(Records from a data collection)
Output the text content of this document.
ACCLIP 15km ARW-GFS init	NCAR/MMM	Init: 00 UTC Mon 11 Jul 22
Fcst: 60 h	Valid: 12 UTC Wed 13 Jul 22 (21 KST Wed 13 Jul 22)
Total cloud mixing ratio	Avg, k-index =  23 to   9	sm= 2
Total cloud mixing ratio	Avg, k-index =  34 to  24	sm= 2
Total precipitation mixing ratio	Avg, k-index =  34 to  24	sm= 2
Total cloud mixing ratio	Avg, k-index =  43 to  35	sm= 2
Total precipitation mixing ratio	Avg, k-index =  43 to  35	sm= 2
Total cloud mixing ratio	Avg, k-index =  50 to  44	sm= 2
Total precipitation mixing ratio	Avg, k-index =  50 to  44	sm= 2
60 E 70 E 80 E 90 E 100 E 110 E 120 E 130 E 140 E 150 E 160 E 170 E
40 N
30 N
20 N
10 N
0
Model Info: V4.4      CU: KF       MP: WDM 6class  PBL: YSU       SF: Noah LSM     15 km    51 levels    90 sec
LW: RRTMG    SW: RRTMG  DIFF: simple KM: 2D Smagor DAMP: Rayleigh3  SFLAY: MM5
* * *
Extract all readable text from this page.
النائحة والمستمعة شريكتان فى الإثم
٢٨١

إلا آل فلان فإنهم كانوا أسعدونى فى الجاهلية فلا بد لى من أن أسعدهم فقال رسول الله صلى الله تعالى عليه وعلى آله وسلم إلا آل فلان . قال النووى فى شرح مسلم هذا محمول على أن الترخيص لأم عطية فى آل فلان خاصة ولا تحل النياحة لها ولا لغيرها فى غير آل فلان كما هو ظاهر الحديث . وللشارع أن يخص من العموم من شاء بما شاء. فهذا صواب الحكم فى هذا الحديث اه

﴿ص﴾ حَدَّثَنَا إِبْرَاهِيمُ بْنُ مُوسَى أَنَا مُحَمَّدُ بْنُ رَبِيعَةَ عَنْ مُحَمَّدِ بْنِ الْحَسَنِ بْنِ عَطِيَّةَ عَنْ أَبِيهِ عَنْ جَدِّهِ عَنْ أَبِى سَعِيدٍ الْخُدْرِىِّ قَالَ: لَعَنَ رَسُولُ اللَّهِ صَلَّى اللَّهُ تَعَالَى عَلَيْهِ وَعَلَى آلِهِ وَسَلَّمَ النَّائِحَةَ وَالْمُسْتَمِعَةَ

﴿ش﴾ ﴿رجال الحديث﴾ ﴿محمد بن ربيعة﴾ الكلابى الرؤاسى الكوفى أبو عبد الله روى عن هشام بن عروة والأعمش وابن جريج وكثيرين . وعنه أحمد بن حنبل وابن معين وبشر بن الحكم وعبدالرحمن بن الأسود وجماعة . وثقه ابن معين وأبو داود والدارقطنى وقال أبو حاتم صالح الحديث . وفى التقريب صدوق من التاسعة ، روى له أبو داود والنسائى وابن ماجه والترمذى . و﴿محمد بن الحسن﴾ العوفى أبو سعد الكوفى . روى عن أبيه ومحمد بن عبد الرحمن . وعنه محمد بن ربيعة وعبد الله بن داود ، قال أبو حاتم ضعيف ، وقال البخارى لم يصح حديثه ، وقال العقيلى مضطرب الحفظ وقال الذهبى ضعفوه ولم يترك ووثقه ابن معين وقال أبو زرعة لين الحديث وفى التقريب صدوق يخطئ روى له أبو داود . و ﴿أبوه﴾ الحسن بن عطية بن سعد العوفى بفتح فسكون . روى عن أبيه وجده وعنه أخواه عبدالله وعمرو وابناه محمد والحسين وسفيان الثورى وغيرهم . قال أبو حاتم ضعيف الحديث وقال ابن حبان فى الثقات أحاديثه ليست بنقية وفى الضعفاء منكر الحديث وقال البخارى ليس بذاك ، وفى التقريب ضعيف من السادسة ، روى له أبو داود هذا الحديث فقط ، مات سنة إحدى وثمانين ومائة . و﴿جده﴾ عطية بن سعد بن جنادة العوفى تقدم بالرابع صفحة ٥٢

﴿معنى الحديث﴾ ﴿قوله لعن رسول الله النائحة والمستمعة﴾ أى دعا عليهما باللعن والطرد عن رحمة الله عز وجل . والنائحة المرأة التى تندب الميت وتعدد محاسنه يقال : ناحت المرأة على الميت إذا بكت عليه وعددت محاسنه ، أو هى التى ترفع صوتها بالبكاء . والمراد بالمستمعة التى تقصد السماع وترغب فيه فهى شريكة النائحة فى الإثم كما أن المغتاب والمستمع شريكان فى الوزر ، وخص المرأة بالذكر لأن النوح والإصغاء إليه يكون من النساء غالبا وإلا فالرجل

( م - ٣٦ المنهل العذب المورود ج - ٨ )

Challenge: Go through the entries and return each line where the word "والمستمعة" appears.

Task response:
النائحة والمستمعة شريكتان فى الإثم
﴿معنى الحديث﴾ ﴿قوله لعن رسول الله النائحة والمستمعة﴾ أى دعا عليهما باللعن والطرد عن رحمة الله عز وجل . والنائحة المرأة التى تندب الميت وتعدد محاسنه يقال : ناحت المرأة على الميت إذا بكت عليه وعددت محاسنه ، أو هى التى ترفع صوتها بالبكاء . والمراد بالمستمعة التى تقصد السماع وترغب فيه فهى شريكة النائحة فى الإثم كما أن المغتاب والمستمع شريكان فى الوزر ، وخص المرأة بالذكر لأن النوح والإصغاء إليه يكون من النساء غالبا وإلا فالرجل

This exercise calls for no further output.